What is needed: Transcribe all of the data exactly. Omit the pictures.

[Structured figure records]
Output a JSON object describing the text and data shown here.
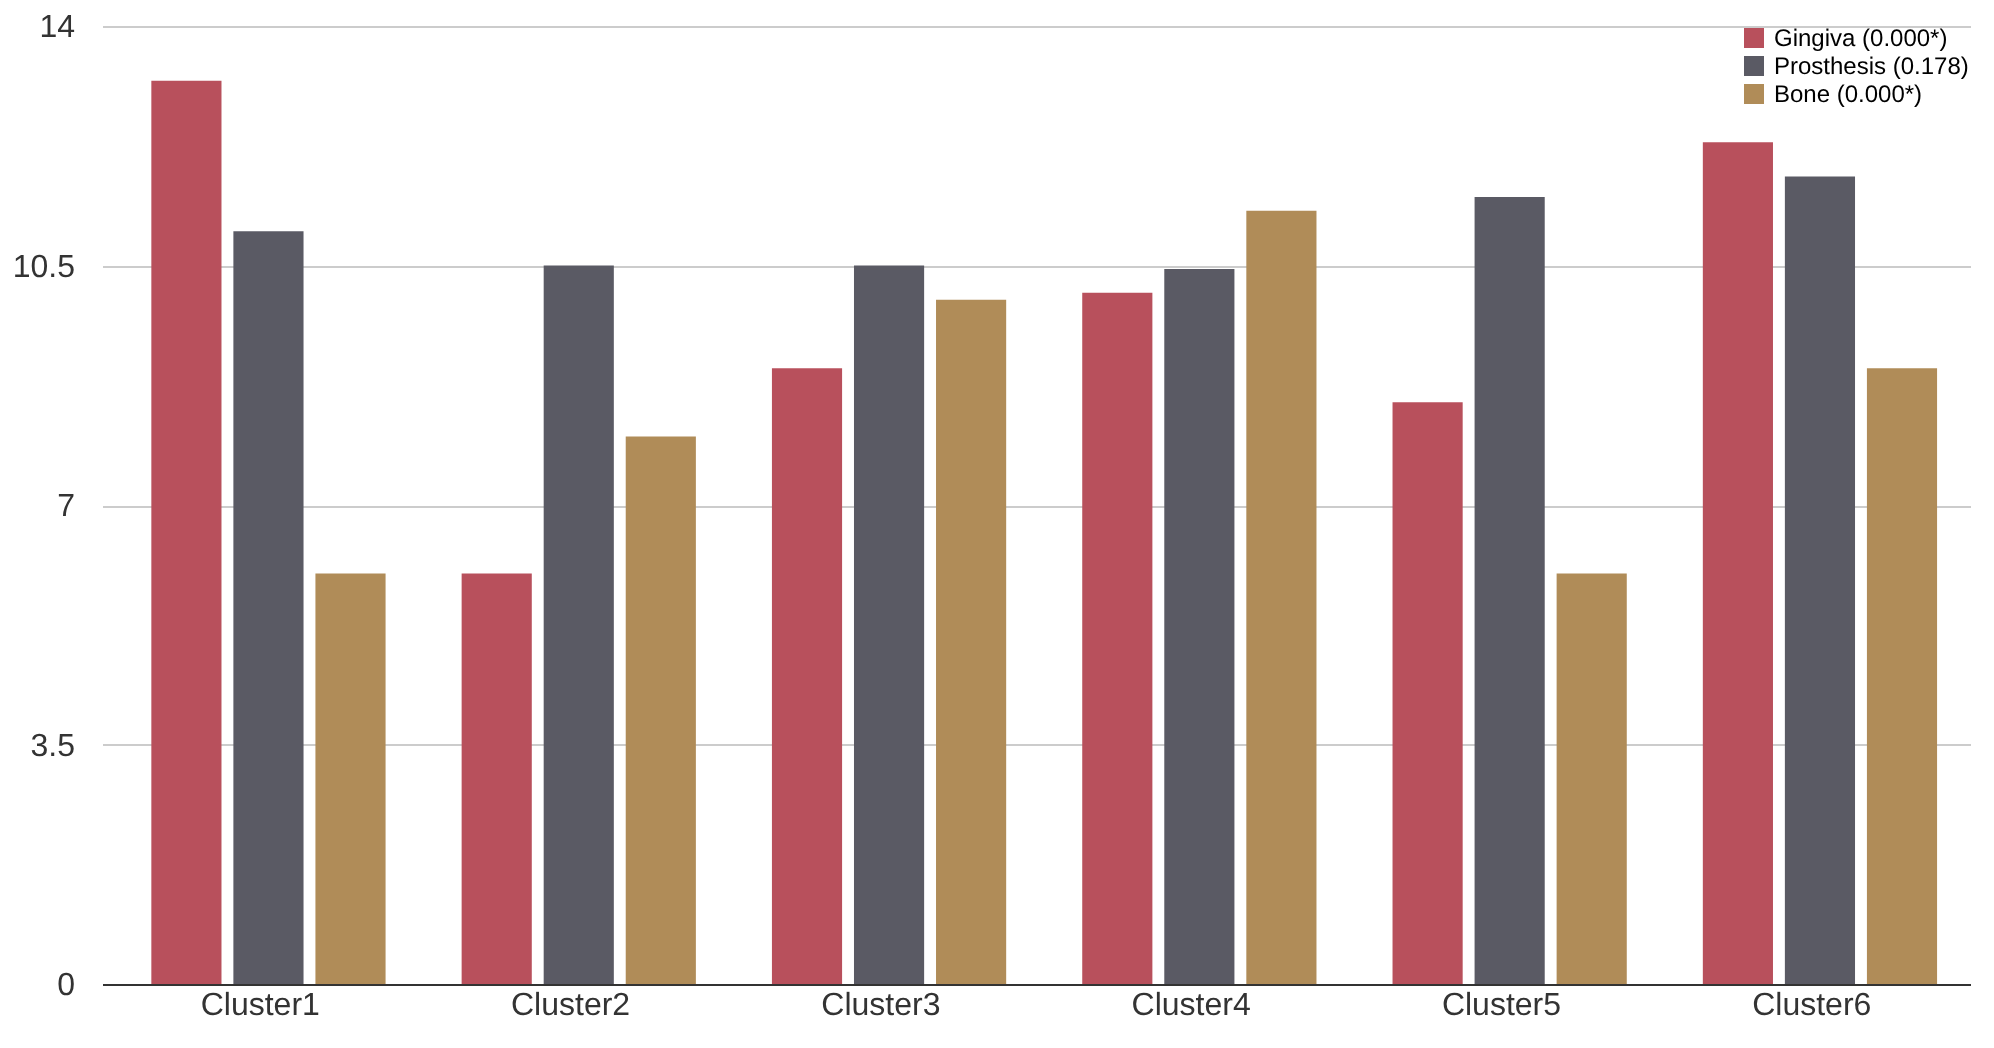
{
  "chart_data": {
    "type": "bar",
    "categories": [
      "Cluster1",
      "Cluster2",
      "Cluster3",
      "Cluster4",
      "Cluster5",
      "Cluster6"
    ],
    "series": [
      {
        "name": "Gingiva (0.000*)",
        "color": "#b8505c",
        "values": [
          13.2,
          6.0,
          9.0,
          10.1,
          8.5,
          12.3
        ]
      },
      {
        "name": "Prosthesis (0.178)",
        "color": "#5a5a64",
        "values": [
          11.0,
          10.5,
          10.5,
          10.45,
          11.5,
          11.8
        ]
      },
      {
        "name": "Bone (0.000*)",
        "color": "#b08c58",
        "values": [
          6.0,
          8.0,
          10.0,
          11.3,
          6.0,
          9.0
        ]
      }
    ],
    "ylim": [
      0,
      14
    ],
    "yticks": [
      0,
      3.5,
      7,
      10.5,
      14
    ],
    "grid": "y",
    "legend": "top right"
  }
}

Task answer:
Output a JSON object describing the text and data shown here.
{
  "chart_data": {
    "type": "bar",
    "categories": [
      "Cluster1",
      "Cluster2",
      "Cluster3",
      "Cluster4",
      "Cluster5",
      "Cluster6"
    ],
    "series": [
      {
        "name": "Gingiva (0.000*)",
        "color": "#b8505c",
        "values": [
          13.2,
          6.0,
          9.0,
          10.1,
          8.5,
          12.3
        ]
      },
      {
        "name": "Prosthesis (0.178)",
        "color": "#5a5a64",
        "values": [
          11.0,
          10.5,
          10.5,
          10.45,
          11.5,
          11.8
        ]
      },
      {
        "name": "Bone (0.000*)",
        "color": "#b08c58",
        "values": [
          6.0,
          8.0,
          10.0,
          11.3,
          6.0,
          9.0
        ]
      }
    ],
    "ylim": [
      0,
      14
    ],
    "yticks": [
      0,
      3.5,
      7,
      10.5,
      14
    ],
    "grid": "y",
    "legend": "top right"
  }
}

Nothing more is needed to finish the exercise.